Membedah Dan Menganalisa Diksi “Hajar” Pada Sidang Pembunuhan Berencana Terhadap Brigadir Josua
(Penulis, Adrianus Atty ( Kaperwil Media Online Suarafaktual.com NTT)
Ada perdebatan yang menarik berkaitan pemaknaan satu diksi yang muncul dalam persidangan kasus pembunuhan berencana yang didakwakan kepada Ferdy Sambo dan kawan-kawan di Pengadilan Negeri Jakarta Selatan beberapa hari lalu.
Pengacara Ferdy Sambo, Febry Diansyah menyoal kata “hajar” yang diucapkan oleh Ferdy Sambo ketika memerintahkan kepada Barada Richard Eliezer agar segera “membuat perhitungan” dengan Brigadir Yoshua.
Febry memaknai kata “hajar” itu bukan bermaksud menembak dan menghabisi Brigadir Yoshua, melainkan yang lain. Pemaknaan kata “hajar” oleh pengacara menjadi sangat mengambang dan tidak menawarkan jawaban yang konkret.
Di dalam kajian analisis wacana, kajian terhadap penggunaan diksi seperti ini dilakukan. Meskipun analisis wacana sendiri merupakan cabang ilmu bahasa yang dikembangkan untuk menganalisis suatu bahasa yang lebih besar daripada kalimat, namun Gamson dan Modigliani (Eriyanto, 2001) berpendapat, kajian wacana menganalisis penggunaan bahasa dengan memanfaatkan perangkat pembingkaian (framing devices), khususnya ‘catchphrases’ (frasa).

Anotasi tata letak gambar
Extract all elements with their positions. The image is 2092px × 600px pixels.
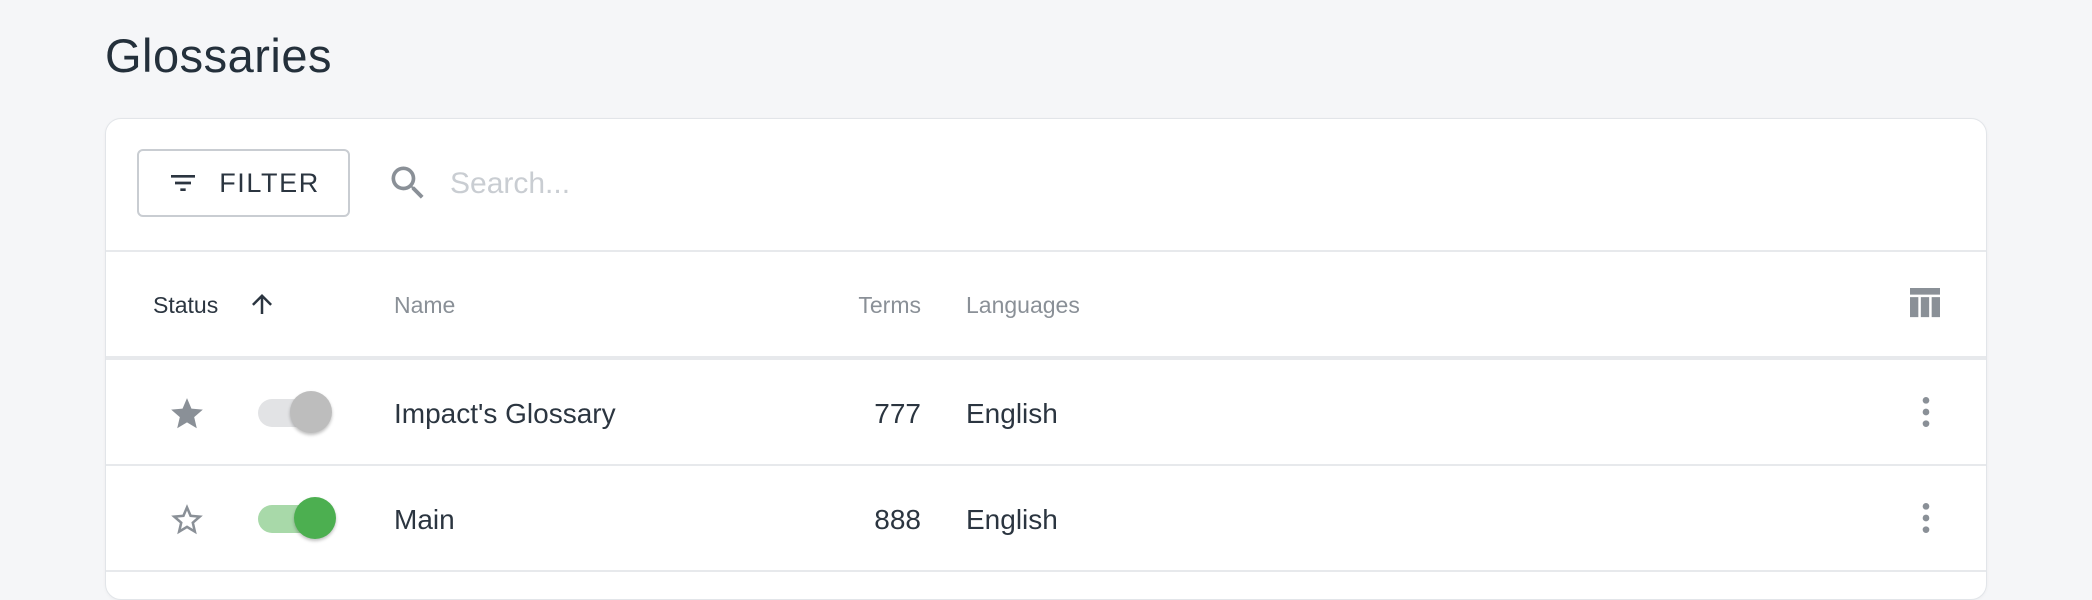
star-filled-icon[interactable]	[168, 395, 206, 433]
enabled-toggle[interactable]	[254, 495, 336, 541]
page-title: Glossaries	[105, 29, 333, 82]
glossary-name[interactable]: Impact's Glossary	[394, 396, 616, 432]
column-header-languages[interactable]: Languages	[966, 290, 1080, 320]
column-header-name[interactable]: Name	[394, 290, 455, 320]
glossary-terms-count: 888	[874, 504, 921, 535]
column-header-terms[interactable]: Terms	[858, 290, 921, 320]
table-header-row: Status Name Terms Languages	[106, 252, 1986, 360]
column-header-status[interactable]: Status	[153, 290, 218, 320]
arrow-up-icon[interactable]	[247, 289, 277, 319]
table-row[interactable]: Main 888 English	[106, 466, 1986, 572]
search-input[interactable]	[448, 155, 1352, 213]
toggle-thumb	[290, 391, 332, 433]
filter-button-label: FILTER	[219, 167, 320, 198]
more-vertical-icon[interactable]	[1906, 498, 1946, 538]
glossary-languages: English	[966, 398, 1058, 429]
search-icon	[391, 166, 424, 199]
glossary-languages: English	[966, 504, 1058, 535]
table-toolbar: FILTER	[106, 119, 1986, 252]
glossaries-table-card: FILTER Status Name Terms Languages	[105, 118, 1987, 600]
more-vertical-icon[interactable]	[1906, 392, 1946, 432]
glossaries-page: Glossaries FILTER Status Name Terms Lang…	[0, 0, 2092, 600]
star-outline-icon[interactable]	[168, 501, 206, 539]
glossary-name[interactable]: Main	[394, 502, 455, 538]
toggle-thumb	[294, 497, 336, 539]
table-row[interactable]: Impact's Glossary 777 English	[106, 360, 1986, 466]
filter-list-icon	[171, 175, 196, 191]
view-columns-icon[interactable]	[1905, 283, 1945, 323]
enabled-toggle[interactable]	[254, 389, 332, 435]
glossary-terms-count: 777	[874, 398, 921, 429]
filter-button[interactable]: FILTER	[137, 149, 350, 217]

> Daftar Tugas:
a) Menurut tulisan tentang diksi "hajar" dalam sidang kasus Brigadir Yoshua, siapa pengacara Ferdy Sambo yang mempersoalkan kata tersebut?
b) Perpanjang tulisan tentang diksi "hajar" dalam sidang kasus Brigadir Yoshua, dimulai setelah kalimat terakhirnya.

> Jawaban Berurutan:
a) Febry Diansyah.

b)
Disini, saya meminjam elemen frasa untuk menganalisis unit diksi (hajar) yang digunakan dalam catatan ini.
Diksi “hajar” dapat dianalisis dengan menggunakan teori Gamson, yakni mengidentifikasi penggunaan piranti kebahasaan diksi dalam teks wacana. Dalam hal ini kita menganalisis penggunaan frasa ‘hajar’ dalam wacana eksepsi yang disampaikan oleh pengacara Ferdy Sambo dalam sidang pembunuhan berencana tersebut.
Dalam analisis wacana memang banyak bergantung pada interpretasi terhadap konteks dan pengetahuan yang luas. Semua unsur yang terkandung di dalam wacana merupakan suatu rangkaian. Pada dasarnya, bahan-bahan yang diperlukan merupakan sesuatu yang benar-benar terjadi yang diwujudkan dalam situasi yang sebenarnya.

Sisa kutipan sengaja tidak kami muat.